#### Provided entries:
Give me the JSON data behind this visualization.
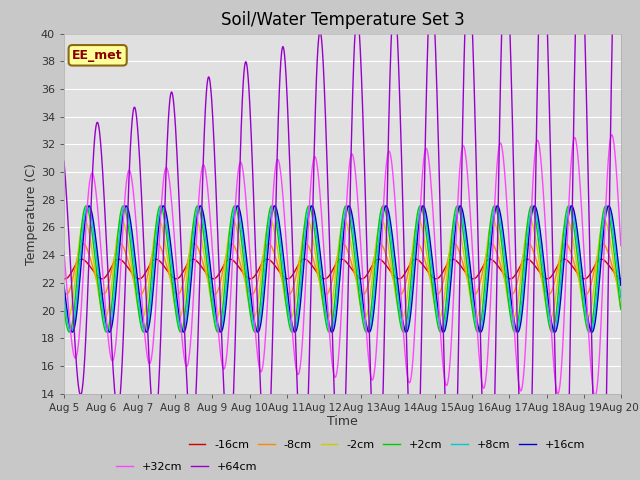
{
  "title": "Soil/Water Temperature Set 3",
  "xlabel": "Time",
  "ylabel": "Temperature (C)",
  "ylim": [
    14,
    40
  ],
  "background_color": "#c8c8c8",
  "plot_bg_color": "#e0e0e0",
  "grid_color": "#ffffff",
  "annotation_text": "EE_met",
  "annotation_bg": "#ffff99",
  "annotation_border": "#8b6914",
  "x_tick_labels": [
    "Aug 5",
    "Aug 6",
    "Aug 7",
    "Aug 8",
    "Aug 9",
    "Aug 10",
    "Aug 11",
    "Aug 12",
    "Aug 13",
    "Aug 14",
    "Aug 15",
    "Aug 16",
    "Aug 17",
    "Aug 18",
    "Aug 19",
    "Aug 20"
  ],
  "series": [
    {
      "label": "-16cm",
      "color": "#cc0000",
      "amplitude": 0.7,
      "phase": 0.0,
      "mean": 23.0,
      "amp_growth": 0.0
    },
    {
      "label": "-8cm",
      "color": "#ff8800",
      "amplitude": 1.8,
      "phase": 0.04,
      "mean": 23.0,
      "amp_growth": 0.0
    },
    {
      "label": "-2cm",
      "color": "#cccc00",
      "amplitude": 3.5,
      "phase": 0.08,
      "mean": 23.0,
      "amp_growth": 0.0
    },
    {
      "label": "+2cm",
      "color": "#00cc00",
      "amplitude": 4.5,
      "phase": 0.12,
      "mean": 23.0,
      "amp_growth": 0.0
    },
    {
      "label": "+8cm",
      "color": "#00cccc",
      "amplitude": 4.5,
      "phase": 0.16,
      "mean": 23.0,
      "amp_growth": 0.0
    },
    {
      "label": "+16cm",
      "color": "#0000cc",
      "amplitude": 4.5,
      "phase": 0.2,
      "mean": 23.0,
      "amp_growth": 0.0
    },
    {
      "label": "+32cm",
      "color": "#ff44ff",
      "amplitude": 6.5,
      "phase": 0.28,
      "mean": 23.2,
      "amp_growth": 0.03
    },
    {
      "label": "+64cm",
      "color": "#9900cc",
      "amplitude": 9.0,
      "phase": 0.42,
      "mean": 23.5,
      "amp_growth": 0.12
    }
  ]
}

#### Stated problem:
Filter out all lines lacking the word "amplitude" and copy the rest.

#### Response to this exercise:
      "amplitude": 0.7,
      "amplitude": 1.8,
      "amplitude": 3.5,
      "amplitude": 4.5,
      "amplitude": 4.5,
      "amplitude": 4.5,
      "amplitude": 6.5,
      "amplitude": 9.0,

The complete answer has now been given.